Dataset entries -
# # # # # # #
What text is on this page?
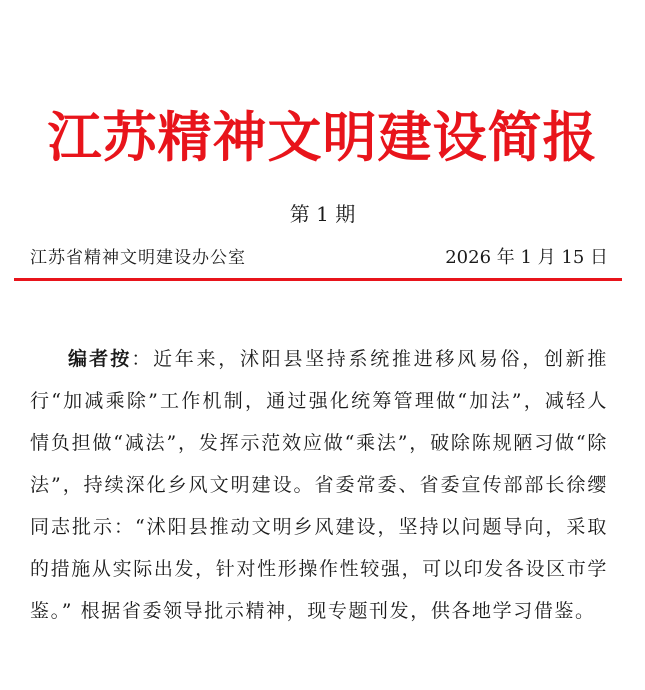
江苏精神文明建设简报
第 1 期
江苏省精神文明建设办公室	2026 年 1 月 15 日

编者按：近年来，沭阳县坚持系统推进移风易俗，创新推行“加减乘除”工作机制，通过强化统筹管理做“加法”，减轻人情负担做“减法”，发挥示范效应做“乘法”，破除陈规陋习做“除法”，持续深化乡风文明建设。省委常委、省委宣传部部长徐缨同志批示：“沭阳县推动文明乡风建设，坚持以问题导向，采取的措施从实际出发，针对性形操作性较强，可以印发各设区市学鉴。” 根据省委领导批示精神，现专题刊发，供各地学习借鉴。
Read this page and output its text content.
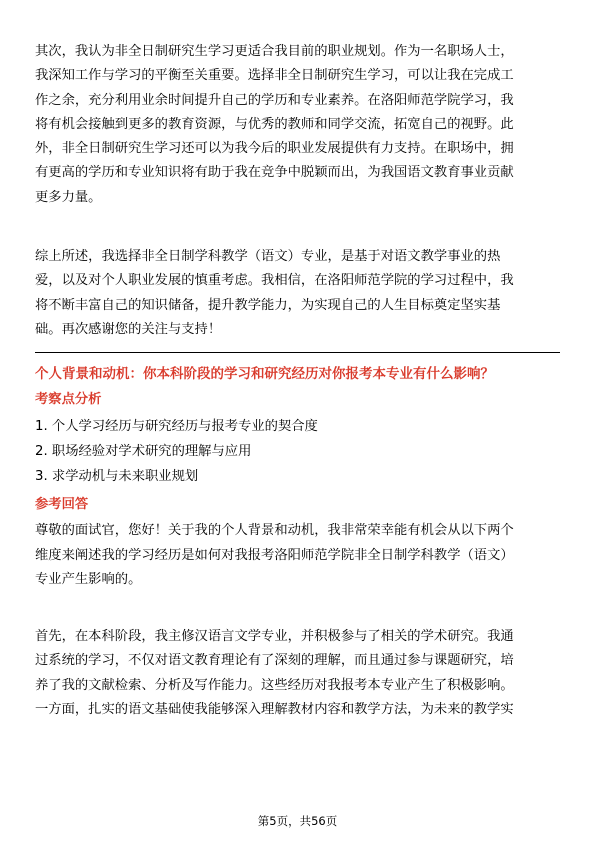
其次，我认为非全日制研究生学习更适合我目前的职业规划。作为一名职场人士，
我深知工作与学习的平衡至关重要。选择非全日制研究生学习，可以让我在完成工
作之余，充分利用业余时间提升自己的学历和专业素养。在洛阳师范学院学习，我
将有机会接触到更多的教育资源，与优秀的教师和同学交流，拓宽自己的视野。此
外，非全日制研究生学习还可以为我今后的职业发展提供有力支持。在职场中，拥
有更高的学历和专业知识将有助于我在竞争中脱颖而出，为我国语文教育事业贡献
更多力量。

综上所述，我选择非全日制学科教学（语文）专业，是基于对语文教学事业的热
爱，以及对个人职业发展的慎重考虑。我相信，在洛阳师范学院的学习过程中，我
将不断丰富自己的知识储备，提升教学能力，为实现自己的人生目标奠定坚实基
础。再次感谢您的关注与支持！

个人背景和动机：你本科阶段的学习和研究经历对你报考本专业有什么影响？
考察点分析
1. 个人学习经历与研究经历与报考专业的契合度
2. 职场经验对学术研究的理解与应用
3. 求学动机与未来职业规划
参考回答

尊敬的面试官，您好！关于我的个人背景和动机，我非常荣幸能有机会从以下两个
维度来阐述我的学习经历是如何对我报考洛阳师范学院非全日制学科教学（语文）
专业产生影响的。

首先，在本科阶段，我主修汉语言文学专业，并积极参与了相关的学术研究。我通
过系统的学习，不仅对语文教育理论有了深刻的理解，而且通过参与课题研究，培
养了我的文献检索、分析及写作能力。这些经历对我报考本专业产生了积极影响。
一方面，扎实的语文基础使我能够深入理解教材内容和教学方法，为未来的教学实

第5页，共56页
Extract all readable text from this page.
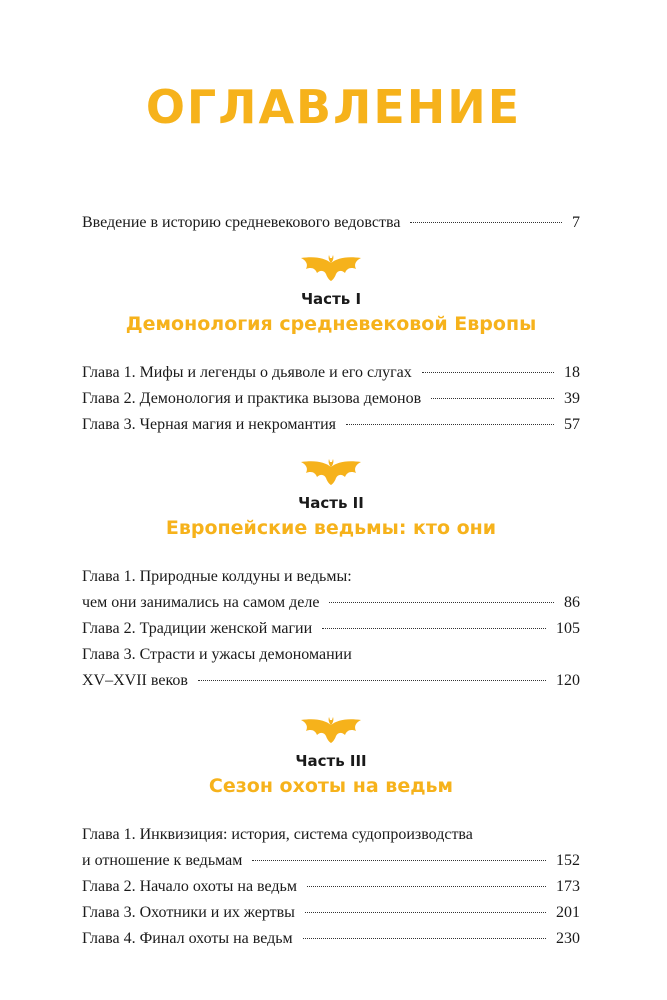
ОГЛАВЛЕНИЕ
Введение в историю средневекового ведовства	7
Часть I
Демонология средневековой Европы
Глава 1. Мифы и легенды о дьяволе и его слугах	18
Глава 2. Демонология и практика вызова демонов	39
Глава 3. Черная магия и некромантия	57
Часть II
Европейские ведьмы: кто они
Глава 1. Природные колдуны и ведьмы:
чем они занимались на самом деле	86
Глава 2. Традиции женской магии	105
Глава 3. Страсти и ужасы демономании
XV–XVII веков	120
Часть III
Сезон охоты на ведьм
Глава 1. Инквизиция: история, система судопроизводства
и отношение к ведьмам	152
Глава 2. Начало охоты на ведьм	173
Глава 3. Охотники и их жертвы	201
Глава 4. Финал охоты на ведьм	230
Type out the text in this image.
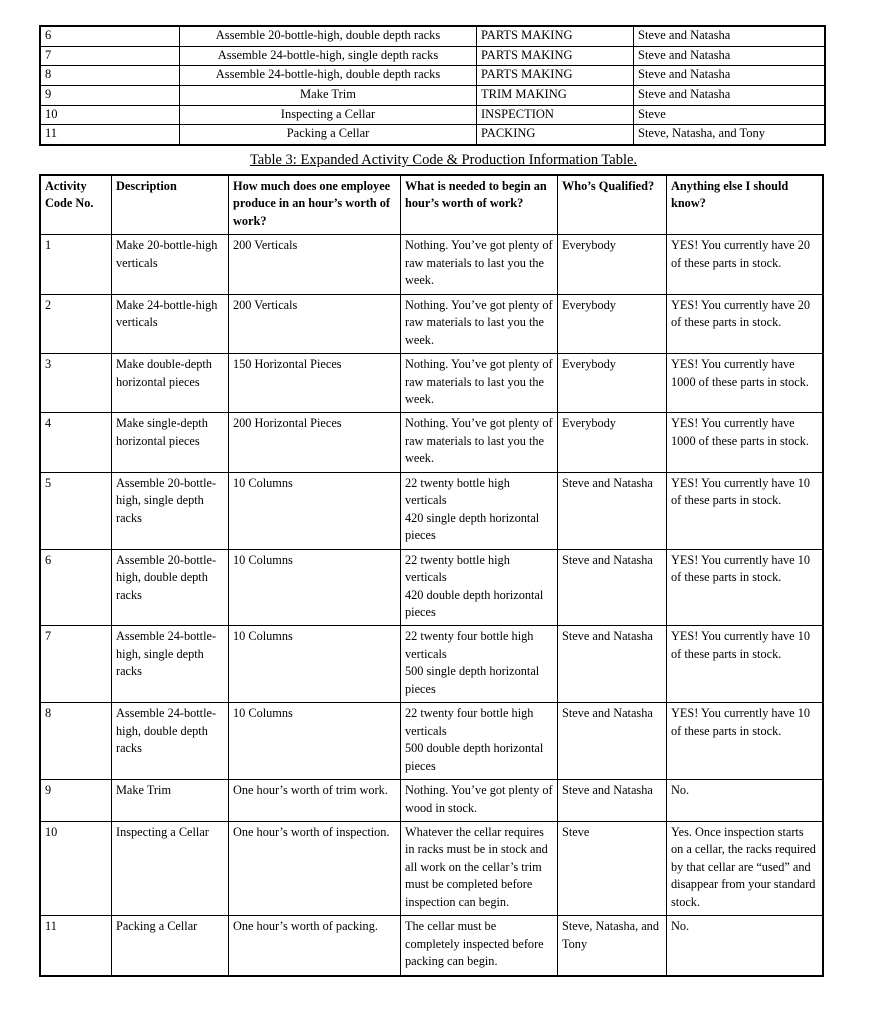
6	Assemble 20-bottle-high, double depth racks	PARTS MAKING	Steve and Natasha
7	Assemble 24-bottle-high, single depth racks	PARTS MAKING	Steve and Natasha
8	Assemble 24-bottle-high, double depth racks	PARTS MAKING	Steve and Natasha
9	Make Trim	TRIM MAKING	Steve and Natasha
10	Inspecting a Cellar	INSPECTION	Steve
11	Packing a Cellar	PACKING	Steve, Natasha, and Tony
Table 3: Expanded Activity Code & Production Information Table.
Activity Code No.	Description	How much does one employee produce in an hour’s worth of work?	What is needed to begin an hour’s worth of work?	Who’s Qualified?	Anything else I should know?

1	Make 20-bottle-high verticals	200 Verticals	Nothing. You’ve got plenty of raw materials to last you the week.	Everybody	YES! You currently have 20 of these parts in stock.

2	Make 24-bottle-high verticals	200 Verticals	Nothing. You’ve got plenty of raw materials to last you the week.	Everybody	YES! You currently have 20 of these parts in stock.

3	Make double-depth horizontal pieces	150 Horizontal Pieces	Nothing. You’ve got plenty of raw materials to last you the week.	Everybody	YES! You currently have 1000 of these parts in stock.

4	Make single-depth horizontal pieces	200 Horizontal Pieces	Nothing. You’ve got plenty of raw materials to last you the week.	Everybody	YES! You currently have 1000 of these parts in stock.

5	Assemble 20-bottle-high, single depth racks	10 Columns	22 twenty bottle high verticals
420 single depth horizontal pieces	Steve and Natasha	YES! You currently have 10 of these parts in stock.

6	Assemble 20-bottle-high, double depth racks	10 Columns	22 twenty bottle high verticals
420 double depth horizontal pieces	Steve and Natasha	YES! You currently have 10 of these parts in stock.

7	Assemble 24-bottle-high, single depth racks	10 Columns	22 twenty four bottle high verticals
500 single depth horizontal pieces	Steve and Natasha	YES! You currently have 10 of these parts in stock.

8	Assemble 24-bottle-high, double depth racks	10 Columns	22 twenty four bottle high verticals
500 double depth horizontal pieces	Steve and Natasha	YES! You currently have 10 of these parts in stock.

9	Make Trim	One hour’s worth of trim work.	Nothing. You’ve got plenty of wood in stock.	Steve and Natasha	No.

10	Inspecting a Cellar	One hour’s worth of inspection.	Whatever the cellar requires in racks must be in stock and all work on the cellar’s trim must be completed before inspection can begin.	Steve	Yes. Once inspection starts on a cellar, the racks required by that cellar are “used” and disappear from your standard stock.

11	Packing a Cellar	One hour’s worth of packing.	The cellar must be completely inspected before packing can begin.	Steve, Natasha, and Tony	No.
# # # # # # #
INSTRUCTIONS TO FOLLOW -
List each line holding the string "before".

THE ANSWER -
10	Inspecting a Cellar	One hour’s worth of inspection.	Whatever the cellar requires in racks must be in stock and all work on the cellar’s trim must be completed before inspection can begin.	Steve	Yes. Once inspection starts on a cellar, the racks required by that cellar are “used” and disappear from your standard stock.
11	Packing a Cellar	One hour’s worth of packing.	The cellar must be completely inspected before packing can begin.	Steve, Natasha, and Tony	No.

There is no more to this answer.